▸ DIRECTIVE:
Only the number is wanted: how many lines contain "dollars"?

▸ RECORDS TO USE:
####

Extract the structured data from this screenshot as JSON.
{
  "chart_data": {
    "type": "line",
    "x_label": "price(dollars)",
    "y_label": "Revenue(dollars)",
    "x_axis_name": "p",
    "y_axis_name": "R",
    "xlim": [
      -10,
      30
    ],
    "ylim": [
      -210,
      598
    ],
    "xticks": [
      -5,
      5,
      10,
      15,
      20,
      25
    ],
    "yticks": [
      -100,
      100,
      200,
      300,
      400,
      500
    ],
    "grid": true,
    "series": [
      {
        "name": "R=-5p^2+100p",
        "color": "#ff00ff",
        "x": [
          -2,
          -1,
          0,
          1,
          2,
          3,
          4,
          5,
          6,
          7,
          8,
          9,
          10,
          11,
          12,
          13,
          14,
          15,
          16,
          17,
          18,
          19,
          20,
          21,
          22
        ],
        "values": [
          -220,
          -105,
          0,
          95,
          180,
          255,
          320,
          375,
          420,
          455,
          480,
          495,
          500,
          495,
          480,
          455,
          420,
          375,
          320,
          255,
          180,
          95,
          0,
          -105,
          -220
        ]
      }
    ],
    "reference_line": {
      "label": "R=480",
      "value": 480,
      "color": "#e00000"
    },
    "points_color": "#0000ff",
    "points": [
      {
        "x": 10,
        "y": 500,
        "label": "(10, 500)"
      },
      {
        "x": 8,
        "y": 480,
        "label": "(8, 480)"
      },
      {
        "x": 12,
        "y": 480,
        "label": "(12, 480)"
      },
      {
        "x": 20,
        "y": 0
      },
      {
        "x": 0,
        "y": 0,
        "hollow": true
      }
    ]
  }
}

####

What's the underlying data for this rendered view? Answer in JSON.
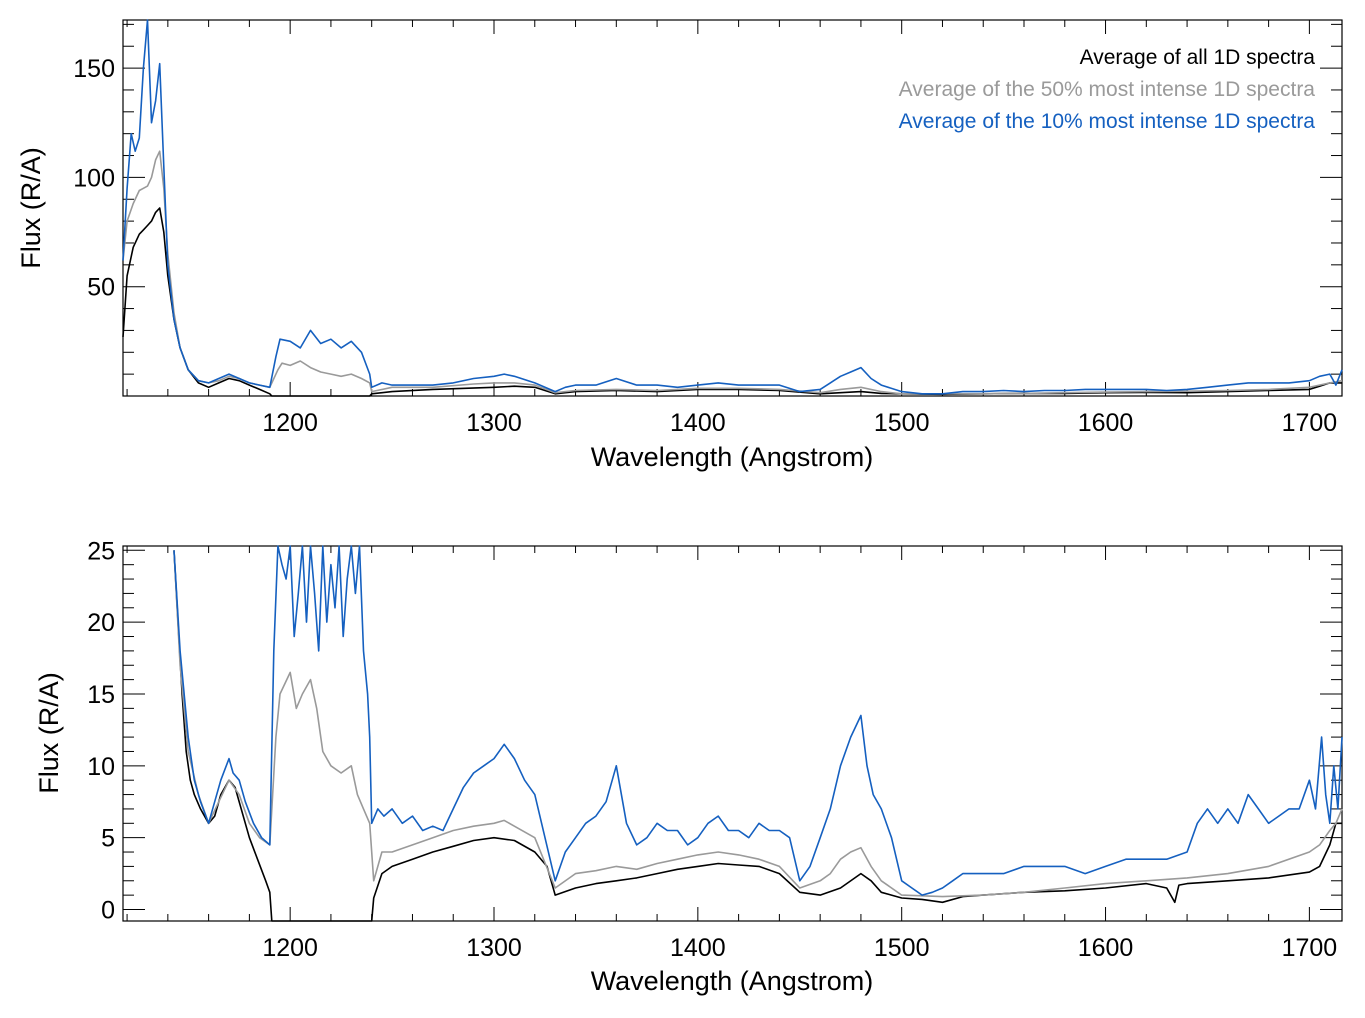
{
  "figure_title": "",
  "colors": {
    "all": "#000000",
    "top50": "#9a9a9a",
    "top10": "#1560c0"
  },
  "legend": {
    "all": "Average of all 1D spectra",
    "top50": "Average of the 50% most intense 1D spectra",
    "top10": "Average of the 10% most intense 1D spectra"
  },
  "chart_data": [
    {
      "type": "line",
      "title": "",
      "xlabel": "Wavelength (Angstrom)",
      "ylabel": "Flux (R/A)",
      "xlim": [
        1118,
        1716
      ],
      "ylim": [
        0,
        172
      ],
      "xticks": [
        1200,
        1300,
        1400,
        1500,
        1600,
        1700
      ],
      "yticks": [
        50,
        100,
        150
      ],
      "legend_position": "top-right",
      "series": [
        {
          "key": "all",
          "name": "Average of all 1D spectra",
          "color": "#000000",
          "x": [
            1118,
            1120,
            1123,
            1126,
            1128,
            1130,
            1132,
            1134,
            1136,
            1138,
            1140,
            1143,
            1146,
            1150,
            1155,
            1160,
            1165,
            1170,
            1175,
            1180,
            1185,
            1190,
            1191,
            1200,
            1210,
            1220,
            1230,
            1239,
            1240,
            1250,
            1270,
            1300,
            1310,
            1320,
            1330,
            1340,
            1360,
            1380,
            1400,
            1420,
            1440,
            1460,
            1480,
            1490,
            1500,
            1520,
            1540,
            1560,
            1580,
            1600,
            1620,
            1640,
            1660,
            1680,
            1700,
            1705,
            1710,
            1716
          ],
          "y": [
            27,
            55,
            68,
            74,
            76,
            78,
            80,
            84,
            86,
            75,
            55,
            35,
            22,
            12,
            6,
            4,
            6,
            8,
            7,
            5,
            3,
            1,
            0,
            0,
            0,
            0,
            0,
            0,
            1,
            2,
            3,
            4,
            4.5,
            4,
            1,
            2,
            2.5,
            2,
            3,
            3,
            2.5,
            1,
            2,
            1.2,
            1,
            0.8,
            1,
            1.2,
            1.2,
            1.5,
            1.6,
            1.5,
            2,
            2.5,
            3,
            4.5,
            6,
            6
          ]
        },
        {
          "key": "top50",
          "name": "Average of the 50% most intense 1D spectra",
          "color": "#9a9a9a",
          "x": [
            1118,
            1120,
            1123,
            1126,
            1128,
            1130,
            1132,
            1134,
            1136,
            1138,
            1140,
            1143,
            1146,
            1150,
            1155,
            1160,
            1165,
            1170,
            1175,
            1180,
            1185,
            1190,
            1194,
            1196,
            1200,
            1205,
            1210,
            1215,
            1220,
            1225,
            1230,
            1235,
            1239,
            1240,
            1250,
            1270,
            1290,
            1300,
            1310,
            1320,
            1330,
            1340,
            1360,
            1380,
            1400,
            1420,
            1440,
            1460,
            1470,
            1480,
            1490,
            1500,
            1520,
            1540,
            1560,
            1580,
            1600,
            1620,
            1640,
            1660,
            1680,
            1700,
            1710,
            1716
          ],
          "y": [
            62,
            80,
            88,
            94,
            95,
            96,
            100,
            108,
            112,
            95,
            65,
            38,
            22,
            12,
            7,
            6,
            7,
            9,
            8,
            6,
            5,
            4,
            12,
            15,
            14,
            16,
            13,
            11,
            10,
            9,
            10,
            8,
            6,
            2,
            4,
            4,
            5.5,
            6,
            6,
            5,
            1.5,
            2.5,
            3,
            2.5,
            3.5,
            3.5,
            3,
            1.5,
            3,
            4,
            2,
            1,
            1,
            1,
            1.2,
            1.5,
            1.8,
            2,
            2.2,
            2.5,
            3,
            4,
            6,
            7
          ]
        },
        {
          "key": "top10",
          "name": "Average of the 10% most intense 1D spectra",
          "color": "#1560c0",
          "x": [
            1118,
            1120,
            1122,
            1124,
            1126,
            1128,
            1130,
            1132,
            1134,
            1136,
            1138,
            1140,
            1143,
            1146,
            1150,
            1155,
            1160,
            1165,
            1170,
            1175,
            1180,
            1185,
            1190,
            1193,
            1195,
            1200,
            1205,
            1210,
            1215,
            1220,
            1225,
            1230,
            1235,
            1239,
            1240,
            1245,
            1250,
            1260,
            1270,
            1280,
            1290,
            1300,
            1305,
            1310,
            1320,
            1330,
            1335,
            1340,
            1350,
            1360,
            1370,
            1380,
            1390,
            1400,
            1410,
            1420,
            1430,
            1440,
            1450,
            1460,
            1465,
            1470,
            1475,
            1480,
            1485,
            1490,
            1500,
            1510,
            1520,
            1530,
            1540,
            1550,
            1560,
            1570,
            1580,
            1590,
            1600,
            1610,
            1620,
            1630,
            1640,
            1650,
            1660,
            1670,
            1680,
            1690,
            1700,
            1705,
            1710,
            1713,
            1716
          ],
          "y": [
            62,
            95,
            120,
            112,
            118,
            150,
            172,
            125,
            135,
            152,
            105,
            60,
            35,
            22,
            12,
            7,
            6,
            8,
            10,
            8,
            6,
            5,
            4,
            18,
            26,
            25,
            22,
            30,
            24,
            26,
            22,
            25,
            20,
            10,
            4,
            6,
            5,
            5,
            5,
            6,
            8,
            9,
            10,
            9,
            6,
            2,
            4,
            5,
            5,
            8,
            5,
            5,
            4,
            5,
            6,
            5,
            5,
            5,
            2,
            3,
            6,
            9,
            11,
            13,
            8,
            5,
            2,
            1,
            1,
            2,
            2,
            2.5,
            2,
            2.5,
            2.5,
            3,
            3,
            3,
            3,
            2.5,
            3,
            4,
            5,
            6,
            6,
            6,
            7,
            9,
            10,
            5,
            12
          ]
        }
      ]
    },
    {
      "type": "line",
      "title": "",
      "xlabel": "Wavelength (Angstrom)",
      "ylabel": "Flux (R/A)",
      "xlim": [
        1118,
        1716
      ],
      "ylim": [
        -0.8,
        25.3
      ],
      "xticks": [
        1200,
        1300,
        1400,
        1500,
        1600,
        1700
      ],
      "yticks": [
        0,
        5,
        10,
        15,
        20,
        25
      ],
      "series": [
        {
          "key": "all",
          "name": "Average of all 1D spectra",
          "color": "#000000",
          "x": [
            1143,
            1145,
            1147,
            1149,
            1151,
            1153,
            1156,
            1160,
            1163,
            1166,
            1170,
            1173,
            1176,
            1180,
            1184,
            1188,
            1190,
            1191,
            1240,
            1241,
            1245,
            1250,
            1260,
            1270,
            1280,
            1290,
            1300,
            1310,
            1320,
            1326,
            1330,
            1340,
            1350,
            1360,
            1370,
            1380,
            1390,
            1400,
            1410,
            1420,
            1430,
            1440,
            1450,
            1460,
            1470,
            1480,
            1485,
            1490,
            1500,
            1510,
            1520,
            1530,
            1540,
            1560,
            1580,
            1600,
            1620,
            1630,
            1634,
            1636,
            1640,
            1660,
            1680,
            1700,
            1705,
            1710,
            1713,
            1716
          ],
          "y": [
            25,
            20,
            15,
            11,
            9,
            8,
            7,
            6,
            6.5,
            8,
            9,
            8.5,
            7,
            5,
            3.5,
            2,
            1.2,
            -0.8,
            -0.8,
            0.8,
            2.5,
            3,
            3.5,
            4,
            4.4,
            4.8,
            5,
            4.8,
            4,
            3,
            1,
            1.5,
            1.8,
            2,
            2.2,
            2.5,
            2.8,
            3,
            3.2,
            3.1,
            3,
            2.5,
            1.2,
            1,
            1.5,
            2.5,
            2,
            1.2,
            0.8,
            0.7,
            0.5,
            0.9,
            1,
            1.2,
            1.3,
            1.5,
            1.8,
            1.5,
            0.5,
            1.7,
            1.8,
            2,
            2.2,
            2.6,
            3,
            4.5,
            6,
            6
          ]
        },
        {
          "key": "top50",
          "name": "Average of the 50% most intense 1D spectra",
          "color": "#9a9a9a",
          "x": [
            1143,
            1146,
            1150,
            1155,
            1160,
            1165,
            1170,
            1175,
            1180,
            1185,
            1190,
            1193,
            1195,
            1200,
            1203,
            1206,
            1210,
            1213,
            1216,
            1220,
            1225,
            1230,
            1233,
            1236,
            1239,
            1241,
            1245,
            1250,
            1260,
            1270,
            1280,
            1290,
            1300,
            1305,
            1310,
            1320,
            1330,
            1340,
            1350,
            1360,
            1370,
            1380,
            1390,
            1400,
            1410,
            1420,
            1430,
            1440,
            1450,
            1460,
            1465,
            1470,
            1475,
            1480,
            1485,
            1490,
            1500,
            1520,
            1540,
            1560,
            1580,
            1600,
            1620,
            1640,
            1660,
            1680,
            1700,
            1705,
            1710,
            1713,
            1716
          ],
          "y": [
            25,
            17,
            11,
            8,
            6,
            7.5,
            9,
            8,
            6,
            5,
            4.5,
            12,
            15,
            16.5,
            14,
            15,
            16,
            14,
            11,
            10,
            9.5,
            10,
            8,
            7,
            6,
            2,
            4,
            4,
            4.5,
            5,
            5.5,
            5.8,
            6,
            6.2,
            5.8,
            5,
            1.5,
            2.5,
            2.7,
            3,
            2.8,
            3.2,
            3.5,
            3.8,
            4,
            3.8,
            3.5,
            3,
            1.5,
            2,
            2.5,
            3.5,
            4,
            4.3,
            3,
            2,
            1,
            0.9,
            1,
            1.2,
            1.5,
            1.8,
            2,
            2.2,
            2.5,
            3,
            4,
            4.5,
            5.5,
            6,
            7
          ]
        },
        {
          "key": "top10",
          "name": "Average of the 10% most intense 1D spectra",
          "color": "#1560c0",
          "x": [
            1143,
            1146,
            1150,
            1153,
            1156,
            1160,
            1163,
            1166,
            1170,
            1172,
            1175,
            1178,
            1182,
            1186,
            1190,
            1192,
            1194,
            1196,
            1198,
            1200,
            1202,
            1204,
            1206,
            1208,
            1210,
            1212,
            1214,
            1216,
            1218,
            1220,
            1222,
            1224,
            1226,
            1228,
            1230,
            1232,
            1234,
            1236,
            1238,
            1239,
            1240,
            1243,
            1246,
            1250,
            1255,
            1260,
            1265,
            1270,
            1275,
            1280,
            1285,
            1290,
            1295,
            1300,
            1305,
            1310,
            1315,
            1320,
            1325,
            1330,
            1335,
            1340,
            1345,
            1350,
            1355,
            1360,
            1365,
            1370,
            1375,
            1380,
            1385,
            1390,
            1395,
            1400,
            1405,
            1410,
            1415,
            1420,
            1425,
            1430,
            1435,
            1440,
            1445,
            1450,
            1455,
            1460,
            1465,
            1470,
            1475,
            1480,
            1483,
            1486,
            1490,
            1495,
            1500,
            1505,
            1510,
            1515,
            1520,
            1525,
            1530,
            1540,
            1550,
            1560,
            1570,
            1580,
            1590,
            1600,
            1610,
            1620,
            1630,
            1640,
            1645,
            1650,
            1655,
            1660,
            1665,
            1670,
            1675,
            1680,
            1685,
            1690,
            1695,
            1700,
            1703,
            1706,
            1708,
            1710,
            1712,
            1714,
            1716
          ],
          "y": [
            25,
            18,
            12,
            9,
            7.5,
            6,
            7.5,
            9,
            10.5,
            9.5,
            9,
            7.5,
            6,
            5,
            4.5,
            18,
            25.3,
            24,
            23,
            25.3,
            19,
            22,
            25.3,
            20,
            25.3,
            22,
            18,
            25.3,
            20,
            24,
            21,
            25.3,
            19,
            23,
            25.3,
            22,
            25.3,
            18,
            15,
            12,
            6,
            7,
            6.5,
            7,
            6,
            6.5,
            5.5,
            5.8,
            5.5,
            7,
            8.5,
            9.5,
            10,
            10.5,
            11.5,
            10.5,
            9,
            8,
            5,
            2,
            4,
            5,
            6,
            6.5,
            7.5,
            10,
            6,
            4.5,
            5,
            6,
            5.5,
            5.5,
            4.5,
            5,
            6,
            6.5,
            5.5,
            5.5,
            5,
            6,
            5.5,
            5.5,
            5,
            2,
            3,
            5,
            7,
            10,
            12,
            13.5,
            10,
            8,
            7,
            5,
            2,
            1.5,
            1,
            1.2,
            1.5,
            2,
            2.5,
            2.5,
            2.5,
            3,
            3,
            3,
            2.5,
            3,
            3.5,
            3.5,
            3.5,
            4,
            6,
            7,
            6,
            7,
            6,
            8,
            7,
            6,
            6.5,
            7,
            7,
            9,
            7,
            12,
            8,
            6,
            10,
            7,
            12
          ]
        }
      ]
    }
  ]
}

####

▸ EXERCISE SOLUTION:
2